All of the records below should be output exactly.

Start RECORDS SUPPLIED

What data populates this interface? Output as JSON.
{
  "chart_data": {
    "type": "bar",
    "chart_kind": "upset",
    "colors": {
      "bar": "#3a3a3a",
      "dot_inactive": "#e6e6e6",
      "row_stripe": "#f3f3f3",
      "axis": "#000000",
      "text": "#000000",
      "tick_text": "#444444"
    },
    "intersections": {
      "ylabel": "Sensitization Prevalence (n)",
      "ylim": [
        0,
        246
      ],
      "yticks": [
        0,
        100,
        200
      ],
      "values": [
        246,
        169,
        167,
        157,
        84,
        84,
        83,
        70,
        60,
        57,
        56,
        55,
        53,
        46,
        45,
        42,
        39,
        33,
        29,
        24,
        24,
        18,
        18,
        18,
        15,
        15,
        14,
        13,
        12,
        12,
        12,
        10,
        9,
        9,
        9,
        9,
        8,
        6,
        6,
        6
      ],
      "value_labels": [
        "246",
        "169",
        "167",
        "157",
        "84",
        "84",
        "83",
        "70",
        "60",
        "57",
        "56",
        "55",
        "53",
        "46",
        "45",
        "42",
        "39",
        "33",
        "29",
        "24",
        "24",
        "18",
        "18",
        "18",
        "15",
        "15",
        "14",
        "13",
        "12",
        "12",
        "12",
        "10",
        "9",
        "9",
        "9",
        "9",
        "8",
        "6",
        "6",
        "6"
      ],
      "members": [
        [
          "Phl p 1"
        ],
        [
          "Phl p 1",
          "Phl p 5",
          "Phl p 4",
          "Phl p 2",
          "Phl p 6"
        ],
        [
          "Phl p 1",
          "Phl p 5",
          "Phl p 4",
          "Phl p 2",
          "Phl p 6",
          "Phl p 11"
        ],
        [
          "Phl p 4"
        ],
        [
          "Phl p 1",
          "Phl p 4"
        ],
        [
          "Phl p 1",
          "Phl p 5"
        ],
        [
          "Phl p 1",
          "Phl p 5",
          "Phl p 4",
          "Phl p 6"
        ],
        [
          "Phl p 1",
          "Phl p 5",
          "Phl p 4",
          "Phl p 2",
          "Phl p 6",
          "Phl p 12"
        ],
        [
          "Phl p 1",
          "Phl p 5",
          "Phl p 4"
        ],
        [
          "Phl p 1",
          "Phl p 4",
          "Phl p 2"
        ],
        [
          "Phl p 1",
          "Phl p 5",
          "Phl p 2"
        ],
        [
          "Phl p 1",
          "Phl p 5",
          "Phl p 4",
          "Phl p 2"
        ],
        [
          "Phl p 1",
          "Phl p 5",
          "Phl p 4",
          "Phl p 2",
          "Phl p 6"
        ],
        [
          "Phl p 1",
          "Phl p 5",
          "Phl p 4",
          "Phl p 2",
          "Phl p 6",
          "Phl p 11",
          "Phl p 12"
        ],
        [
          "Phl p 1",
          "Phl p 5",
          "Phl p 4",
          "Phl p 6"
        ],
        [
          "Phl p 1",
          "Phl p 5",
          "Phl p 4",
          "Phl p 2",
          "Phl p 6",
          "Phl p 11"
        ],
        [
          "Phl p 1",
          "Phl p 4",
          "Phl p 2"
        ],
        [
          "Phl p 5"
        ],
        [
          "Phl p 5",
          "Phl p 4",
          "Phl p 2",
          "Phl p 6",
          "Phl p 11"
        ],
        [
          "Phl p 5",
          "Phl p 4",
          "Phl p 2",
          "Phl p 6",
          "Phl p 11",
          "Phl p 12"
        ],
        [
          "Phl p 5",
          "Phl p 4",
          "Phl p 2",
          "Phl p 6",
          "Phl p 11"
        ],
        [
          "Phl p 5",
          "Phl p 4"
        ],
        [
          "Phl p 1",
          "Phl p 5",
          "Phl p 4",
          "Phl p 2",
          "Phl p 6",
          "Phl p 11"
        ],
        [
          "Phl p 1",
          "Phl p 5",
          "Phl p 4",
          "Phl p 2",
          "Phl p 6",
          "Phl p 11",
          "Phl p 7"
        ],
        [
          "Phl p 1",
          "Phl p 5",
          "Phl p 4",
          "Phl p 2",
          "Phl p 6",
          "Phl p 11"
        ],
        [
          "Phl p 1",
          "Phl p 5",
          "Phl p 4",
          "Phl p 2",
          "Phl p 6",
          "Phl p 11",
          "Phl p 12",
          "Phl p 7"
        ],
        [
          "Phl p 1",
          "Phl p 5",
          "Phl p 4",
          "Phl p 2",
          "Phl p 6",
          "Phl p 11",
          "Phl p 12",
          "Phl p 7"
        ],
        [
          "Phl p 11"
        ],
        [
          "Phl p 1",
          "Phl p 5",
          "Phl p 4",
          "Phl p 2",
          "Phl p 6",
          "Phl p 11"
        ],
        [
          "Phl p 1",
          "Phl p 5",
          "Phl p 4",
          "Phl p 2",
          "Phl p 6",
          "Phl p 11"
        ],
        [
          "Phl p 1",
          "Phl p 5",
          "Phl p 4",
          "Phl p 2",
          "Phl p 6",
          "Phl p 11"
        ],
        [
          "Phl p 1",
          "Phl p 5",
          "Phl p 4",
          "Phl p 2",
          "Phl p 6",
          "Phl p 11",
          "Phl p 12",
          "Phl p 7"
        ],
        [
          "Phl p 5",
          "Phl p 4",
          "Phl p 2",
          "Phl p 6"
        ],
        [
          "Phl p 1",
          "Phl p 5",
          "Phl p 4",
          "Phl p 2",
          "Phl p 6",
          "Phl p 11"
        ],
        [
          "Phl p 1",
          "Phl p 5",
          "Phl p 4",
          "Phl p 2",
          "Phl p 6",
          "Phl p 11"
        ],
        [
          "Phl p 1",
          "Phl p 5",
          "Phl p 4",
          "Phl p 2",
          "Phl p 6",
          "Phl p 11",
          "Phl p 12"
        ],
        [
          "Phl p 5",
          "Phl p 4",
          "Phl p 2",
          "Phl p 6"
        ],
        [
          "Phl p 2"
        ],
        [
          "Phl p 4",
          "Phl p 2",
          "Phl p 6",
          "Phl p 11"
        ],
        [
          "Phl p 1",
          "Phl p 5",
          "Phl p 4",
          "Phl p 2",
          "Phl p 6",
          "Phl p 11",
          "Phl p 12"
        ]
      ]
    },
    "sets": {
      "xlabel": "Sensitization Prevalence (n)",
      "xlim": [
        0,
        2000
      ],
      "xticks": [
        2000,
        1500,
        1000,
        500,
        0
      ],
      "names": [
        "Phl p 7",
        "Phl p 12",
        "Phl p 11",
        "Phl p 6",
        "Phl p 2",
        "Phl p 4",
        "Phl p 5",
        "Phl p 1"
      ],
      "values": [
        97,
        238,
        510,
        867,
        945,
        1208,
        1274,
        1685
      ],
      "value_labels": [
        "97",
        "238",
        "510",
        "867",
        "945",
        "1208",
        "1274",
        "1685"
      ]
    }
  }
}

End RECORDS SUPPLIED

PROBLEM SOLUTION:
What data populates this interface? Output as JSON.
{
  "chart_data": {
    "type": "bar",
    "chart_kind": "upset",
    "colors": {
      "bar": "#3a3a3a",
      "dot_inactive": "#e6e6e6",
      "row_stripe": "#f3f3f3",
      "axis": "#000000",
      "text": "#000000",
      "tick_text": "#444444"
    },
    "intersections": {
      "ylabel": "Sensitization Prevalence (n)",
      "ylim": [
        0,
        246
      ],
      "yticks": [
        0,
        100,
        200
      ],
      "values": [
        246,
        169,
        167,
        157,
        84,
        84,
        83,
        70,
        60,
        57,
        56,
        55,
        53,
        46,
        45,
        42,
        39,
        33,
        29,
        24,
        24,
        18,
        18,
        18,
        15,
        15,
        14,
        13,
        12,
        12,
        12,
        10,
        9,
        9,
        9,
        9,
        8,
        6,
        6,
        6
      ],
      "value_labels": [
        "246",
        "169",
        "167",
        "157",
        "84",
        "84",
        "83",
        "70",
        "60",
        "57",
        "56",
        "55",
        "53",
        "46",
        "45",
        "42",
        "39",
        "33",
        "29",
        "24",
        "24",
        "18",
        "18",
        "18",
        "15",
        "15",
        "14",
        "13",
        "12",
        "12",
        "12",
        "10",
        "9",
        "9",
        "9",
        "9",
        "8",
        "6",
        "6",
        "6"
      ],
      "members": [
        [
          "Phl p 1"
        ],
        [
          "Phl p 1",
          "Phl p 5",
          "Phl p 4",
          "Phl p 2",
          "Phl p 6"
        ],
        [
          "Phl p 1",
          "Phl p 5",
          "Phl p 4",
          "Phl p 2",
          "Phl p 6",
          "Phl p 11"
        ],
        [
          "Phl p 4"
        ],
        [
          "Phl p 1",
          "Phl p 4"
        ],
        [
          "Phl p 1",
          "Phl p 5"
        ],
        [
          "Phl p 1",
          "Phl p 5",
          "Phl p 4",
          "Phl p 6"
        ],
        [
          "Phl p 1",
          "Phl p 5",
          "Phl p 4",
          "Phl p 2",
          "Phl p 6",
          "Phl p 12"
        ],
        [
          "Phl p 1",
          "Phl p 5",
          "Phl p 4"
        ],
        [
          "Phl p 1",
          "Phl p 4",
          "Phl p 2"
        ],
        [
          "Phl p 1",
          "Phl p 5",
          "Phl p 2"
        ],
        [
          "Phl p 1",
          "Phl p 5",
          "Phl p 4",
          "Phl p 2"
        ],
        [
          "Phl p 1",
          "Phl p 5",
          "Phl p 4",
          "Phl p 2",
          "Phl p 6"
        ],
        [
          "Phl p 1",
          "Phl p 5",
          "Phl p 4",
          "Phl p 2",
          "Phl p 6",
          "Phl p 11",
          "Phl p 12"
        ],
        [
          "Phl p 1",
          "Phl p 5",
          "Phl p 4",
          "Phl p 6"
        ],
        [
          "Phl p 1",
          "Phl p 5",
          "Phl p 4",
          "Phl p 2",
          "Phl p 6",
          "Phl p 11"
        ],
        [
          "Phl p 1",
          "Phl p 4",
          "Phl p 2"
        ],
        [
          "Phl p 5"
        ],
        [
          "Phl p 5",
          "Phl p 4",
          "Phl p 2",
          "Phl p 6",
          "Phl p 11"
        ],
        [
          "Phl p 5",
          "Phl p 4",
          "Phl p 2",
          "Phl p 6",
          "Phl p 11",
          "Phl p 12"
        ],
        [
          "Phl p 5",
          "Phl p 4",
          "Phl p 2",
          "Phl p 6",
          "Phl p 11"
        ],
        [
          "Phl p 5",
          "Phl p 4"
        ],
        [
          "Phl p 1",
          "Phl p 5",
          "Phl p 4",
          "Phl p 2",
          "Phl p 6",
          "Phl p 11"
        ],
        [
          "Phl p 1",
          "Phl p 5",
          "Phl p 4",
          "Phl p 2",
          "Phl p 6",
          "Phl p 11",
          "Phl p 7"
        ],
        [
          "Phl p 1",
          "Phl p 5",
          "Phl p 4",
          "Phl p 2",
          "Phl p 6",
          "Phl p 11"
        ],
        [
          "Phl p 1",
          "Phl p 5",
          "Phl p 4",
          "Phl p 2",
          "Phl p 6",
          "Phl p 11",
          "Phl p 12",
          "Phl p 7"
        ],
        [
          "Phl p 1",
          "Phl p 5",
          "Phl p 4",
          "Phl p 2",
          "Phl p 6",
          "Phl p 11",
          "Phl p 12",
          "Phl p 7"
        ],
        [
          "Phl p 11"
        ],
        [
          "Phl p 1",
          "Phl p 5",
          "Phl p 4",
          "Phl p 2",
          "Phl p 6",
          "Phl p 11"
        ],
        [
          "Phl p 1",
          "Phl p 5",
          "Phl p 4",
          "Phl p 2",
          "Phl p 6",
          "Phl p 11"
        ],
        [
          "Phl p 1",
          "Phl p 5",
          "Phl p 4",
          "Phl p 2",
          "Phl p 6",
          "Phl p 11"
        ],
        [
          "Phl p 1",
          "Phl p 5",
          "Phl p 4",
          "Phl p 2",
          "Phl p 6",
          "Phl p 11",
          "Phl p 12",
          "Phl p 7"
        ],
        [
          "Phl p 5",
          "Phl p 4",
          "Phl p 2",
          "Phl p 6"
        ],
        [
          "Phl p 1",
          "Phl p 5",
          "Phl p 4",
          "Phl p 2",
          "Phl p 6",
          "Phl p 11"
        ],
        [
          "Phl p 1",
          "Phl p 5",
          "Phl p 4",
          "Phl p 2",
          "Phl p 6",
          "Phl p 11"
        ],
        [
          "Phl p 1",
          "Phl p 5",
          "Phl p 4",
          "Phl p 2",
          "Phl p 6",
          "Phl p 11",
          "Phl p 12"
        ],
        [
          "Phl p 5",
          "Phl p 4",
          "Phl p 2",
          "Phl p 6"
        ],
        [
          "Phl p 2"
        ],
        [
          "Phl p 4",
          "Phl p 2",
          "Phl p 6",
          "Phl p 11"
        ],
        [
          "Phl p 1",
          "Phl p 5",
          "Phl p 4",
          "Phl p 2",
          "Phl p 6",
          "Phl p 11",
          "Phl p 12"
        ]
      ]
    },
    "sets": {
      "xlabel": "Sensitization Prevalence (n)",
      "xlim": [
        0,
        2000
      ],
      "xticks": [
        2000,
        1500,
        1000,
        500,
        0
      ],
      "names": [
        "Phl p 7",
        "Phl p 12",
        "Phl p 11",
        "Phl p 6",
        "Phl p 2",
        "Phl p 4",
        "Phl p 5",
        "Phl p 1"
      ],
      "values": [
        97,
        238,
        510,
        867,
        945,
        1208,
        1274,
        1685
      ],
      "value_labels": [
        "97",
        "238",
        "510",
        "867",
        "945",
        "1208",
        "1274",
        "1685"
      ]
    }
  }
}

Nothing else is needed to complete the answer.